-- Start RECORDS SHOWN --

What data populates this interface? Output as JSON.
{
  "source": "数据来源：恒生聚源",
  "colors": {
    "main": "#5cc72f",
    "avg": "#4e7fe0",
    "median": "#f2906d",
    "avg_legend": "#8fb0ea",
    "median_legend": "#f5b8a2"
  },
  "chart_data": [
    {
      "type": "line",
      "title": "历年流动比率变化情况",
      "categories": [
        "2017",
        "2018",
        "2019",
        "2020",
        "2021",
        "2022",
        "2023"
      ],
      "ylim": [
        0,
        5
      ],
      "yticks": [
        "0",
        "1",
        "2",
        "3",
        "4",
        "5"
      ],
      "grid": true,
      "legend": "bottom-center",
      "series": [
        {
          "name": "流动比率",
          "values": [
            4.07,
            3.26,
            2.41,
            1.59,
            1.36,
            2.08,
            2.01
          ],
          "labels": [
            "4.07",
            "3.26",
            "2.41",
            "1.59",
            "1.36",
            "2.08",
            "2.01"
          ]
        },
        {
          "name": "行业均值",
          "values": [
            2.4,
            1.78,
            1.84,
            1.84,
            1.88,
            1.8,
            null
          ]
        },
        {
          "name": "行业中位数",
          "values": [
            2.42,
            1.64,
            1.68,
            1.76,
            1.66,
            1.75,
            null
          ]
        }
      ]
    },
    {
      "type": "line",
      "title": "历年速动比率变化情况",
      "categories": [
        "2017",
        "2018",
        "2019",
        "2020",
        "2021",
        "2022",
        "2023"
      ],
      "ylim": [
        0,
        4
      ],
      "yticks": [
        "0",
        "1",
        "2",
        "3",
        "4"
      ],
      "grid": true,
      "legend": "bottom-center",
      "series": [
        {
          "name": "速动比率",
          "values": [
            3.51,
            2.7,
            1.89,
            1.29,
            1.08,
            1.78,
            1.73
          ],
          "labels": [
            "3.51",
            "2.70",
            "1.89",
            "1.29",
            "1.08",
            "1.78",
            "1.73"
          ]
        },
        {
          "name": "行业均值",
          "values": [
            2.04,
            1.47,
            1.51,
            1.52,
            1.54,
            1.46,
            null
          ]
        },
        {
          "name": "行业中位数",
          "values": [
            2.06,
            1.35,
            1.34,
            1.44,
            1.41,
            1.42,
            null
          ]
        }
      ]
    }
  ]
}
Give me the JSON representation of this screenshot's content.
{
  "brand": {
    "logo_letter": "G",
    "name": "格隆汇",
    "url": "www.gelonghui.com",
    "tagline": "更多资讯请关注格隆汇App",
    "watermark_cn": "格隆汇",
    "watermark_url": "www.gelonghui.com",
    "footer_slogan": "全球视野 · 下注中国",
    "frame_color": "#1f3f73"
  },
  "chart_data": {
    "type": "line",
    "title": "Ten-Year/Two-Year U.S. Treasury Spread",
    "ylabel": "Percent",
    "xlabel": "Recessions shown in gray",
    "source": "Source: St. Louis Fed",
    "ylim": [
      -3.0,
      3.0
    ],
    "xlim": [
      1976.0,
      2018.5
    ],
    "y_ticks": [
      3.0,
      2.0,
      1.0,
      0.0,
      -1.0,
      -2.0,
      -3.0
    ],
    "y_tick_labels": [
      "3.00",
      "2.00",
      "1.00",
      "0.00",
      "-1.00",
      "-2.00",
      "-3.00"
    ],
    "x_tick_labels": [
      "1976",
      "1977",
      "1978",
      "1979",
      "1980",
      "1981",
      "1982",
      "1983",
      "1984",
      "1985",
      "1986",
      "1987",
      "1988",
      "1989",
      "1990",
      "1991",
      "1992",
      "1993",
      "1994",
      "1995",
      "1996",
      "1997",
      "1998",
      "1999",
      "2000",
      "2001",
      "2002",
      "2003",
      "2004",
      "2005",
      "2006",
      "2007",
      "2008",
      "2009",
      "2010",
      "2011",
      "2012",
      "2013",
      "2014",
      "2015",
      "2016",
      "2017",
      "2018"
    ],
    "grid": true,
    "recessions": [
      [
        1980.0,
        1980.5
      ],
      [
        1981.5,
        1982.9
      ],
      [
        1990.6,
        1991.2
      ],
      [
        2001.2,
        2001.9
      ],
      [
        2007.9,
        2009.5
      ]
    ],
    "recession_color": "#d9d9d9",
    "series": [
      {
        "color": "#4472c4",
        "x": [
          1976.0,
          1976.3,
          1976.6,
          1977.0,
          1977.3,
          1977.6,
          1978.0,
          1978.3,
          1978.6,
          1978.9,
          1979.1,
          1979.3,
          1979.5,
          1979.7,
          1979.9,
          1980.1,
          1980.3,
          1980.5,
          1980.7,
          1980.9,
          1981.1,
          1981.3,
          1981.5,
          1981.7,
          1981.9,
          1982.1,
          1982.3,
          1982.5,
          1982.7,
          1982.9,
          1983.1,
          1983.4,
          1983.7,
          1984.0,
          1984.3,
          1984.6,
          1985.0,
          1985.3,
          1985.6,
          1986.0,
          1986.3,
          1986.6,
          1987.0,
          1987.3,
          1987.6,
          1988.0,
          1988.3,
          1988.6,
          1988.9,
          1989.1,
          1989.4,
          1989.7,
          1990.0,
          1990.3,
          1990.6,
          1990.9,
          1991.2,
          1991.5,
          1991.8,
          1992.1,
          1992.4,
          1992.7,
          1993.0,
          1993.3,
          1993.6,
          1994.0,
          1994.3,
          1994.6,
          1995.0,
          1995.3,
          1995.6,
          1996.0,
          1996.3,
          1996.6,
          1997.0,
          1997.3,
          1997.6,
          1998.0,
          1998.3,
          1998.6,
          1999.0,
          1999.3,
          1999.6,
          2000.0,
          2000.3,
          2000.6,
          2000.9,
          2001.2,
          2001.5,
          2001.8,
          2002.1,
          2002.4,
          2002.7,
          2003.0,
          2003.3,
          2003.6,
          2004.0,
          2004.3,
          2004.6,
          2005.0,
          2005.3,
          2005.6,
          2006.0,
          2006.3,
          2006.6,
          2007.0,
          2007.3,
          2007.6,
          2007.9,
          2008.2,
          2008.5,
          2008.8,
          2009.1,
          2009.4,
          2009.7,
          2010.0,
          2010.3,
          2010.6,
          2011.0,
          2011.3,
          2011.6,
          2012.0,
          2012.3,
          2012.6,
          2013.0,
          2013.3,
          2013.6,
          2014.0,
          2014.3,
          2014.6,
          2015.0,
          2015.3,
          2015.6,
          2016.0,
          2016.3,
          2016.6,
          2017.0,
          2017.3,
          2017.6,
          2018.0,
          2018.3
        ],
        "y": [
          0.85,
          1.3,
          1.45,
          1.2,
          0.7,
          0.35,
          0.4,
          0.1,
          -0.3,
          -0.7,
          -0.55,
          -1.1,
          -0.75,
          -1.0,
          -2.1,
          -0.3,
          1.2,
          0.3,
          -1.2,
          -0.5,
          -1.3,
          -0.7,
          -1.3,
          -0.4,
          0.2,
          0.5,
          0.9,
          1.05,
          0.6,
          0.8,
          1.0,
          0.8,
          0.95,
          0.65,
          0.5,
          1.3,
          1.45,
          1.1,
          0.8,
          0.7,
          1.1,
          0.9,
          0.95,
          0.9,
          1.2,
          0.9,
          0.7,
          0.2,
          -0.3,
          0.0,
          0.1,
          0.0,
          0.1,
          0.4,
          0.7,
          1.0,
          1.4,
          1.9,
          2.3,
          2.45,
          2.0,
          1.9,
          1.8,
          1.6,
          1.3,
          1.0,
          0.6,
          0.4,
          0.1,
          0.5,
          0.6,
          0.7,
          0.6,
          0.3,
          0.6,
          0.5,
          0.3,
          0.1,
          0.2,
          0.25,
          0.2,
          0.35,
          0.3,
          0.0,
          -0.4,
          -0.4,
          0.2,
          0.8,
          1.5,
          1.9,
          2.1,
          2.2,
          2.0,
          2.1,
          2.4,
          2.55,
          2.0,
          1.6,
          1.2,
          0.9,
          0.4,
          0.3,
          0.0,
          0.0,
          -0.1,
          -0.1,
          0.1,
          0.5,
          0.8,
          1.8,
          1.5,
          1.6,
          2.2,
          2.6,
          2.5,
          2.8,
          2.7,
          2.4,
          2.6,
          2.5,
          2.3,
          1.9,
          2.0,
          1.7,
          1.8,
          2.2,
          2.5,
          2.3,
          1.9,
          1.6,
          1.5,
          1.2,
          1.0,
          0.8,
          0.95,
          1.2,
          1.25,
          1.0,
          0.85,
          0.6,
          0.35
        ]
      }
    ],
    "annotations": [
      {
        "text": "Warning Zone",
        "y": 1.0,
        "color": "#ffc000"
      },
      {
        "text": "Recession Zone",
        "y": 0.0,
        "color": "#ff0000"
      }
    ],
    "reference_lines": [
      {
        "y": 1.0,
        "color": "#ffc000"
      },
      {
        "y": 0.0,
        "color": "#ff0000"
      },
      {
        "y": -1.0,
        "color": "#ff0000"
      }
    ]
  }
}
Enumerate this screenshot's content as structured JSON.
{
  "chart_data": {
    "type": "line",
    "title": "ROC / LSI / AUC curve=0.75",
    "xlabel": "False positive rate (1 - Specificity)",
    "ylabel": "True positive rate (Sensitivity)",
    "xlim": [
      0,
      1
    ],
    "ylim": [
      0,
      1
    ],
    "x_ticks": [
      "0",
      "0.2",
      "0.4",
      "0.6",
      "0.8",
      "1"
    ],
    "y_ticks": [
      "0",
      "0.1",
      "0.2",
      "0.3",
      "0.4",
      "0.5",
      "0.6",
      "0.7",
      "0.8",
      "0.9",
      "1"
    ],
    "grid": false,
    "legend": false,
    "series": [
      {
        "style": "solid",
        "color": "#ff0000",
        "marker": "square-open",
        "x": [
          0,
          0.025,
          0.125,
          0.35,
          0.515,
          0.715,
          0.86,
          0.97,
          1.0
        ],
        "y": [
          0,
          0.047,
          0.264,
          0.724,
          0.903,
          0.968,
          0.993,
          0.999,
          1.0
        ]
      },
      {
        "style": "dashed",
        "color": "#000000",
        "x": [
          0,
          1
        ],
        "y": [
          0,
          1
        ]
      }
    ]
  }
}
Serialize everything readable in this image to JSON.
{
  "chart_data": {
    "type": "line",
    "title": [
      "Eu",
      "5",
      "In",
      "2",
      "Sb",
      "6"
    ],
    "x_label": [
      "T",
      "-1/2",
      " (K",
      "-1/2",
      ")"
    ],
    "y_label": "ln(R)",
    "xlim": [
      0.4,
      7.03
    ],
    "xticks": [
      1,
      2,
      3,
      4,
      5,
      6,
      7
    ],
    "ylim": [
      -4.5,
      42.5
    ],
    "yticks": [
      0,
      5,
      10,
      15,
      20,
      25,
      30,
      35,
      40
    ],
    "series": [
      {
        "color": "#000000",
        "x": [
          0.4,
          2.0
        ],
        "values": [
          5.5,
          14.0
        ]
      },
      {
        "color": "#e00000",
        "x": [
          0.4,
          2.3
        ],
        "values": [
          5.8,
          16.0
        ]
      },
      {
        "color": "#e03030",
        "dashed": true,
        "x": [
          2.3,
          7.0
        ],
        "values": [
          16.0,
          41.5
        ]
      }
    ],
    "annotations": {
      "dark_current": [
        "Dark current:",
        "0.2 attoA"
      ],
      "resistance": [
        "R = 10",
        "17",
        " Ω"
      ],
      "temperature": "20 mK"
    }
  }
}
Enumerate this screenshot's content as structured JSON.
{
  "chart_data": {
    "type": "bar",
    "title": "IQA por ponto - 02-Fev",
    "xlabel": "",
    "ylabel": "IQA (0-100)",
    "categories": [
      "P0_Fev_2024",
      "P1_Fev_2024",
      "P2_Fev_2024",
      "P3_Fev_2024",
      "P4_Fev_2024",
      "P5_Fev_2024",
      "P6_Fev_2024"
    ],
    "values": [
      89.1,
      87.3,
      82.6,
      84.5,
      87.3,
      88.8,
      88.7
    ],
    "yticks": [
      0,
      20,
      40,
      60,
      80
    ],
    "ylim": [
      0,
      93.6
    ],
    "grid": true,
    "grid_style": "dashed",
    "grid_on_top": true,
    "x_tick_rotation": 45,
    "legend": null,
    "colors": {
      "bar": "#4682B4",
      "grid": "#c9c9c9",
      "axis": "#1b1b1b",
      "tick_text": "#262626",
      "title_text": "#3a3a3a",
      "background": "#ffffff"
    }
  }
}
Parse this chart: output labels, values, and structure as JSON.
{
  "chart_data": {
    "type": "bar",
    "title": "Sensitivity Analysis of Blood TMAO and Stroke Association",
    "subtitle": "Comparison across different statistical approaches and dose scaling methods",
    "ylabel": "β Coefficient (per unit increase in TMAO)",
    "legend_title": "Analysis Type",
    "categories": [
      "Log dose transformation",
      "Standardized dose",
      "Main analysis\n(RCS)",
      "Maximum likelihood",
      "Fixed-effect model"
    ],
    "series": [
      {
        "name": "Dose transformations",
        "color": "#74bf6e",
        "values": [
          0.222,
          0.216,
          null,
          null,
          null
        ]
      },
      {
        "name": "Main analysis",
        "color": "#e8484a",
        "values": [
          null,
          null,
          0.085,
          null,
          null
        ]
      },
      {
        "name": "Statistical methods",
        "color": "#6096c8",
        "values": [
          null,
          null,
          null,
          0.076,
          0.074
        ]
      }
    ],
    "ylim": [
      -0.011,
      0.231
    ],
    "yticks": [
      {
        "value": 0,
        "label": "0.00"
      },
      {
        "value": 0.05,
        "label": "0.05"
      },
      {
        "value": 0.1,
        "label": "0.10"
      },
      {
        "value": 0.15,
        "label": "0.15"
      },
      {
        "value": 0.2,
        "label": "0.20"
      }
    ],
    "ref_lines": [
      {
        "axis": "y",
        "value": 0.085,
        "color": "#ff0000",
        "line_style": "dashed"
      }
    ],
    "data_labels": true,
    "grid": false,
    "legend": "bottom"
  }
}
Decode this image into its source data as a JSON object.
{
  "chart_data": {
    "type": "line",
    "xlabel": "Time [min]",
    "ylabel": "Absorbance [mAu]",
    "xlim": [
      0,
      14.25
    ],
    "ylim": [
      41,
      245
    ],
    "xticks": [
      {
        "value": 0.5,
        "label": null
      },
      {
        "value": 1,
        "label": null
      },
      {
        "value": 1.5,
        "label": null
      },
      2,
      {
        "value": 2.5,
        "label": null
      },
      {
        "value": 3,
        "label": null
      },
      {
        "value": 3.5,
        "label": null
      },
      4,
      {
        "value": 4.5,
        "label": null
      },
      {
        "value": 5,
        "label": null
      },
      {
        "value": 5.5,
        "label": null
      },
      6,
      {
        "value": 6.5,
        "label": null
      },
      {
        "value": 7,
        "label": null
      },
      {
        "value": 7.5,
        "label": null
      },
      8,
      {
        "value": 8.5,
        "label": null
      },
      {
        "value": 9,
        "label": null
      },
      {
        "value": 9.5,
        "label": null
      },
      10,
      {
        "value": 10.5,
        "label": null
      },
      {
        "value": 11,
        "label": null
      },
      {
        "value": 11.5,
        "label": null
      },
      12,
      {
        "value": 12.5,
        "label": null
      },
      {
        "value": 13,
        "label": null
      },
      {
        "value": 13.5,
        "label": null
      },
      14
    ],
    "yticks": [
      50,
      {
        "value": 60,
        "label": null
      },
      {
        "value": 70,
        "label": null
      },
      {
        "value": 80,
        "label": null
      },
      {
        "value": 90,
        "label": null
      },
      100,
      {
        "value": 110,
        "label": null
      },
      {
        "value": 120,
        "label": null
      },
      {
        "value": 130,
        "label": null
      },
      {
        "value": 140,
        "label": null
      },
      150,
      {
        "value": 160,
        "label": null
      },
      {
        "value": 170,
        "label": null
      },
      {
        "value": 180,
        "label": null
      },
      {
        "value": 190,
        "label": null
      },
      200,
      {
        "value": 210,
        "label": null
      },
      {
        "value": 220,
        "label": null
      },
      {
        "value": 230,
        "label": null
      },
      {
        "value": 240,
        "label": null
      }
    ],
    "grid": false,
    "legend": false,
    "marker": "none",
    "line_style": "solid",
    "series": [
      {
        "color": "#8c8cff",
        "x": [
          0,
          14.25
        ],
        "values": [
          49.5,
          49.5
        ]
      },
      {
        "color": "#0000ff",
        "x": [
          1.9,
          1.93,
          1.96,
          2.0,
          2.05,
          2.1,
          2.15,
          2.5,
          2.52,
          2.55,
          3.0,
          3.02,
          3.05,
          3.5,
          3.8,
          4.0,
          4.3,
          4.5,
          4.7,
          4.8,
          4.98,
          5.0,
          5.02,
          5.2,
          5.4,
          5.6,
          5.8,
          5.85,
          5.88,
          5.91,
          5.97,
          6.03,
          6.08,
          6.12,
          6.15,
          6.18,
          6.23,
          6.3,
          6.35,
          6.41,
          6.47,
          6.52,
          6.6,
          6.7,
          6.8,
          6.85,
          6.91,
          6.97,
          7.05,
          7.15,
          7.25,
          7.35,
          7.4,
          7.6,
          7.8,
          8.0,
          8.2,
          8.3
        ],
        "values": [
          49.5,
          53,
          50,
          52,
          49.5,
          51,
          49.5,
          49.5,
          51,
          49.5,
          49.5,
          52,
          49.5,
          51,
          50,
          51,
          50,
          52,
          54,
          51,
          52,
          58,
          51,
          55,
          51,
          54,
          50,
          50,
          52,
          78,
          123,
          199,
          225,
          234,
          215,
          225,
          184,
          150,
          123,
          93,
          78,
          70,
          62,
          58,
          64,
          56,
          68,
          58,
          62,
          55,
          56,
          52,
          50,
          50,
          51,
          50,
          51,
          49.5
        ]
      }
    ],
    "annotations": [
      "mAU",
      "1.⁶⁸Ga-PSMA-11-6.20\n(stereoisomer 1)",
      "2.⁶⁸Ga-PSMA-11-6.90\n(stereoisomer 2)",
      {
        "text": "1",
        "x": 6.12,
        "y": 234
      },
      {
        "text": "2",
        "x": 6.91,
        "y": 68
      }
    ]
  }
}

-- End RECORDS SHOWN --

• REQUIRED TASK:
From the data above, gather every line that includes the word "this".

• OUTPUT:
What data populates this interface? Output as JSON.
Give me the JSON representation of this screenshot's content.
Enumerate this screenshot's content as structured JSON.
Serialize everything readable in this image to JSON.
Enumerate this screenshot's content as structured JSON.
Parse this chart: output labels, values, and structure as JSON.
Decode this image into its source data as a JSON object.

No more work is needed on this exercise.